# [WRITTEN EXERCISE]
Copy out every line of the data exactly.

# [MATERIAL PROVIDED]
START

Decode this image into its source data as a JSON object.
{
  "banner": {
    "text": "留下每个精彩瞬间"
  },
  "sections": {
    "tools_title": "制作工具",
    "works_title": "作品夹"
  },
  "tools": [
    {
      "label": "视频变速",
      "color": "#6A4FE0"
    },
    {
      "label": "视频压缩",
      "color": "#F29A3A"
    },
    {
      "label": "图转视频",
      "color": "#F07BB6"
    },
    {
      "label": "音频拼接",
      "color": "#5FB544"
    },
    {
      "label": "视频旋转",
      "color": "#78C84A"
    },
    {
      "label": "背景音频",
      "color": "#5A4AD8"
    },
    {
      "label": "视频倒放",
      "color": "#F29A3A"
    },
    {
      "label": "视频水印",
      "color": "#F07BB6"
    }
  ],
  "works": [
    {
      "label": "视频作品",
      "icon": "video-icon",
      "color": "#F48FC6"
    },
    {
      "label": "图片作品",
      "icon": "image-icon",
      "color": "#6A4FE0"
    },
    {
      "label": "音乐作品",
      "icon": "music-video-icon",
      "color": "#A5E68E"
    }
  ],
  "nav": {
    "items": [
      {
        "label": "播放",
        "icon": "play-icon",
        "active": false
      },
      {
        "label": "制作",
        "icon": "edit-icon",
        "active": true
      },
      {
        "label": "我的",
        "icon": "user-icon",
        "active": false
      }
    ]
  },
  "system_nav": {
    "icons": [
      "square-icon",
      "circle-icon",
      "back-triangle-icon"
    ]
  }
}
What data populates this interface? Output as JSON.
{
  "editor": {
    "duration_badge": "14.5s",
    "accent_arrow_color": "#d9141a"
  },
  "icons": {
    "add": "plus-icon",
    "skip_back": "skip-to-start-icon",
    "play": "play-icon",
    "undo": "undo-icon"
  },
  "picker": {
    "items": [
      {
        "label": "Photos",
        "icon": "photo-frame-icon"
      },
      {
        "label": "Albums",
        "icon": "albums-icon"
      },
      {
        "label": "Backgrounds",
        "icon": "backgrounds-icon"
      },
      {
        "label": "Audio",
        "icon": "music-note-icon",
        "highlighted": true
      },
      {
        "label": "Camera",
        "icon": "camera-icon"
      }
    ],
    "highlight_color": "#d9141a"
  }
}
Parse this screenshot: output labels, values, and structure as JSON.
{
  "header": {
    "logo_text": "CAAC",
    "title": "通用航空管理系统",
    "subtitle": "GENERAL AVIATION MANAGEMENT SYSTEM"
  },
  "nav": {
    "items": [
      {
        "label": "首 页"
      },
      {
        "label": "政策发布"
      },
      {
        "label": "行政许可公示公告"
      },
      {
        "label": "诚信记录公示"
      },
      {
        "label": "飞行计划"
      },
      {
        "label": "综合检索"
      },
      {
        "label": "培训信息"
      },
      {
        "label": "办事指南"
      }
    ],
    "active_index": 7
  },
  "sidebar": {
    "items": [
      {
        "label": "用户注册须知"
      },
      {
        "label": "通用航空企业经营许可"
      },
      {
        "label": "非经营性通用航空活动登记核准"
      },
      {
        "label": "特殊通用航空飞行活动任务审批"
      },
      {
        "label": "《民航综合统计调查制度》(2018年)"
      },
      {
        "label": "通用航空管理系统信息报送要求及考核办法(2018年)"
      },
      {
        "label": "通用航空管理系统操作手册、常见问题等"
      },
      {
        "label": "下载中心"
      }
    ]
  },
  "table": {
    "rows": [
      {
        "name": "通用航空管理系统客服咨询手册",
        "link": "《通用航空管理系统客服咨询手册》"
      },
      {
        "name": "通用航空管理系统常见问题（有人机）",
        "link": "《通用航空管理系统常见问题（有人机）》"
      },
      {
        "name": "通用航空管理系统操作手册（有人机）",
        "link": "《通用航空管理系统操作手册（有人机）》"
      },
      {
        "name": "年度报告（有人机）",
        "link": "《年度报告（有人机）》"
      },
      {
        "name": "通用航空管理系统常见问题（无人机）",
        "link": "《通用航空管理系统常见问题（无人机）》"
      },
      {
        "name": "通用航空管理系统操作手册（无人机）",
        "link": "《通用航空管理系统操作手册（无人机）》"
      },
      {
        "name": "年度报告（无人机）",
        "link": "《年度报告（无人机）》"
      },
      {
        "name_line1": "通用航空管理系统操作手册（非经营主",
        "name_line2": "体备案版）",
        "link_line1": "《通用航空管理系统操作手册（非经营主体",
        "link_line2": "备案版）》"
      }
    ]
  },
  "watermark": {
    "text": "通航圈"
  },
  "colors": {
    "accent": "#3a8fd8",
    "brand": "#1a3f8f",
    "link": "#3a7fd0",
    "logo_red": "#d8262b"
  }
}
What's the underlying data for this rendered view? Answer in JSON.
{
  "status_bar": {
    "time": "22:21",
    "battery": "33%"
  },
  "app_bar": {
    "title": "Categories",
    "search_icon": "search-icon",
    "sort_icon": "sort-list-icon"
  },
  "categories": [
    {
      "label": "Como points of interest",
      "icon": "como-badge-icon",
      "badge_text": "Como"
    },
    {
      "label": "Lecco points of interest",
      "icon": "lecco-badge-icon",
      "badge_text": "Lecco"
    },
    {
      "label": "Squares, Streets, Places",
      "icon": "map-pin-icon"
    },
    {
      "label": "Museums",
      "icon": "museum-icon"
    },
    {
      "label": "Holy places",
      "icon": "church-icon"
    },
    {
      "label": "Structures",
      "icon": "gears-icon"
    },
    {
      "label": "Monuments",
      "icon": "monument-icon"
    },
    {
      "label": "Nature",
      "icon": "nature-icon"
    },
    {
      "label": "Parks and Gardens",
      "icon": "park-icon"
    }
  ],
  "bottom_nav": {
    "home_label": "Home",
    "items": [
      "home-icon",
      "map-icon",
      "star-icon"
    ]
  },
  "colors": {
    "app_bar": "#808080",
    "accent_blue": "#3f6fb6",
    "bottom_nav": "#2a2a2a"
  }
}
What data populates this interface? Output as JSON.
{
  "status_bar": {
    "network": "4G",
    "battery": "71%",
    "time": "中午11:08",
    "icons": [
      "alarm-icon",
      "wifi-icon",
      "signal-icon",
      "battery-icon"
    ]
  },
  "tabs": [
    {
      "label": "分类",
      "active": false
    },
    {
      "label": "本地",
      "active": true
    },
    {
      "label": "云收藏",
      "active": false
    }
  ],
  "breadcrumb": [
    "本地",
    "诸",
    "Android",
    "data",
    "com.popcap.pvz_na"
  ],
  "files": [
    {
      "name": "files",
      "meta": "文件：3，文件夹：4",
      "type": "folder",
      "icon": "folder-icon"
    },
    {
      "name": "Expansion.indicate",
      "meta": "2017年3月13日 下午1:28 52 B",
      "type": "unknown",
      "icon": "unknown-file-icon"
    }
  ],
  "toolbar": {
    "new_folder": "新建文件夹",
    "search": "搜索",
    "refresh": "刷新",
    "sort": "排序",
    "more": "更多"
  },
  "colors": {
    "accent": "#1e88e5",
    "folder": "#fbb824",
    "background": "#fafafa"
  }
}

END

# [RESULT BELOW]
Decode this image into its source data as a JSON object.
{
  "banner": {
    "text": "留下每个精彩瞬间"
  },
  "sections": {
    "tools_title": "制作工具",
    "works_title": "作品夹"
  },
  "tools": [
    {
      "label": "视频变速",
      "color": "#6A4FE0"
    },
    {
      "label": "视频压缩",
      "color": "#F29A3A"
    },
    {
      "label": "图转视频",
      "color": "#F07BB6"
    },
    {
      "label": "音频拼接",
      "color": "#5FB544"
    },
    {
      "label": "视频旋转",
      "color": "#78C84A"
    },
    {
      "label": "背景音频",
      "color": "#5A4AD8"
    },
    {
      "label": "视频倒放",
      "color": "#F29A3A"
    },
    {
      "label": "视频水印",
      "color": "#F07BB6"
    }
  ],
  "works": [
    {
      "label": "视频作品",
      "icon": "video-icon",
      "color": "#F48FC6"
    },
    {
      "label": "图片作品",
      "icon": "image-icon",
      "color": "#6A4FE0"
    },
    {
      "label": "音乐作品",
      "icon": "music-video-icon",
      "color": "#A5E68E"
    }
  ],
  "nav": {
    "items": [
      {
        "label": "播放",
        "icon": "play-icon",
        "active": false
      },
      {
        "label": "制作",
        "icon": "edit-icon",
        "active": true
      },
      {
        "label": "我的",
        "icon": "user-icon",
        "active": false
      }
    ]
  },
  "system_nav": {
    "icons": [
      "square-icon",
      "circle-icon",
      "back-triangle-icon"
    ]
  }
}
What data populates this interface? Output as JSON.
{
  "editor": {
    "duration_badge": "14.5s",
    "accent_arrow_color": "#d9141a"
  },
  "icons": {
    "add": "plus-icon",
    "skip_back": "skip-to-start-icon",
    "play": "play-icon",
    "undo": "undo-icon"
  },
  "picker": {
    "items": [
      {
        "label": "Photos",
        "icon": "photo-frame-icon"
      },
      {
        "label": "Albums",
        "icon": "albums-icon"
      },
      {
        "label": "Backgrounds",
        "icon": "backgrounds-icon"
      },
      {
        "label": "Audio",
        "icon": "music-note-icon",
        "highlighted": true
      },
      {
        "label": "Camera",
        "icon": "camera-icon"
      }
    ],
    "highlight_color": "#d9141a"
  }
}
Parse this screenshot: output labels, values, and structure as JSON.
{
  "header": {
    "logo_text": "CAAC",
    "title": "通用航空管理系统",
    "subtitle": "GENERAL AVIATION MANAGEMENT SYSTEM"
  },
  "nav": {
    "items": [
      {
        "label": "首 页"
      },
      {
        "label": "政策发布"
      },
      {
        "label": "行政许可公示公告"
      },
      {
        "label": "诚信记录公示"
      },
      {
        "label": "飞行计划"
      },
      {
        "label": "综合检索"
      },
      {
        "label": "培训信息"
      },
      {
        "label": "办事指南"
      }
    ],
    "active_index": 7
  },
  "sidebar": {
    "items": [
      {
        "label": "用户注册须知"
      },
      {
        "label": "通用航空企业经营许可"
      },
      {
        "label": "非经营性通用航空活动登记核准"
      },
      {
        "label": "特殊通用航空飞行活动任务审批"
      },
      {
        "label": "《民航综合统计调查制度》(2018年)"
      },
      {
        "label": "通用航空管理系统信息报送要求及考核办法(2018年)"
      },
      {
        "label": "通用航空管理系统操作手册、常见问题等"
      },
      {
        "label": "下载中心"
      }
    ]
  },
  "table": {
    "rows": [
      {
        "name": "通用航空管理系统客服咨询手册",
        "link": "《通用航空管理系统客服咨询手册》"
      },
      {
        "name": "通用航空管理系统常见问题（有人机）",
        "link": "《通用航空管理系统常见问题（有人机）》"
      },
      {
        "name": "通用航空管理系统操作手册（有人机）",
        "link": "《通用航空管理系统操作手册（有人机）》"
      },
      {
        "name": "年度报告（有人机）",
        "link": "《年度报告（有人机）》"
      },
      {
        "name": "通用航空管理系统常见问题（无人机）",
        "link": "《通用航空管理系统常见问题（无人机）》"
      },
      {
        "name": "通用航空管理系统操作手册（无人机）",
        "link": "《通用航空管理系统操作手册（无人机）》"
      },
      {
        "name": "年度报告（无人机）",
        "link": "《年度报告（无人机）》"
      },
      {
        "name_line1": "通用航空管理系统操作手册（非经营主",
        "name_line2": "体备案版）",
        "link_line1": "《通用航空管理系统操作手册（非经营主体",
        "link_line2": "备案版）》"
      }
    ]
  },
  "watermark": {
    "text": "通航圈"
  },
  "colors": {
    "accent": "#3a8fd8",
    "brand": "#1a3f8f",
    "link": "#3a7fd0",
    "logo_red": "#d8262b"
  }
}
What's the underlying data for this rendered view? Answer in JSON.
{
  "status_bar": {
    "time": "22:21",
    "battery": "33%"
  },
  "app_bar": {
    "title": "Categories",
    "search_icon": "search-icon",
    "sort_icon": "sort-list-icon"
  },
  "categories": [
    {
      "label": "Como points of interest",
      "icon": "como-badge-icon",
      "badge_text": "Como"
    },
    {
      "label": "Lecco points of interest",
      "icon": "lecco-badge-icon",
      "badge_text": "Lecco"
    },
    {
      "label": "Squares, Streets, Places",
      "icon": "map-pin-icon"
    },
    {
      "label": "Museums",
      "icon": "museum-icon"
    },
    {
      "label": "Holy places",
      "icon": "church-icon"
    },
    {
      "label": "Structures",
      "icon": "gears-icon"
    },
    {
      "label": "Monuments",
      "icon": "monument-icon"
    },
    {
      "label": "Nature",
      "icon": "nature-icon"
    },
    {
      "label": "Parks and Gardens",
      "icon": "park-icon"
    }
  ],
  "bottom_nav": {
    "home_label": "Home",
    "items": [
      "home-icon",
      "map-icon",
      "star-icon"
    ]
  },
  "colors": {
    "app_bar": "#808080",
    "accent_blue": "#3f6fb6",
    "bottom_nav": "#2a2a2a"
  }
}
What data populates this interface? Output as JSON.
{
  "status_bar": {
    "network": "4G",
    "battery": "71%",
    "time": "中午11:08",
    "icons": [
      "alarm-icon",
      "wifi-icon",
      "signal-icon",
      "battery-icon"
    ]
  },
  "tabs": [
    {
      "label": "分类",
      "active": false
    },
    {
      "label": "本地",
      "active": true
    },
    {
      "label": "云收藏",
      "active": false
    }
  ],
  "breadcrumb": [
    "本地",
    "诸",
    "Android",
    "data",
    "com.popcap.pvz_na"
  ],
  "files": [
    {
      "name": "files",
      "meta": "文件：3，文件夹：4",
      "type": "folder",
      "icon": "folder-icon"
    },
    {
      "name": "Expansion.indicate",
      "meta": "2017年3月13日 下午1:28 52 B",
      "type": "unknown",
      "icon": "unknown-file-icon"
    }
  ],
  "toolbar": {
    "new_folder": "新建文件夹",
    "search": "搜索",
    "refresh": "刷新",
    "sort": "排序",
    "more": "更多"
  },
  "colors": {
    "accent": "#1e88e5",
    "folder": "#fbb824",
    "background": "#fafafa"
  }
}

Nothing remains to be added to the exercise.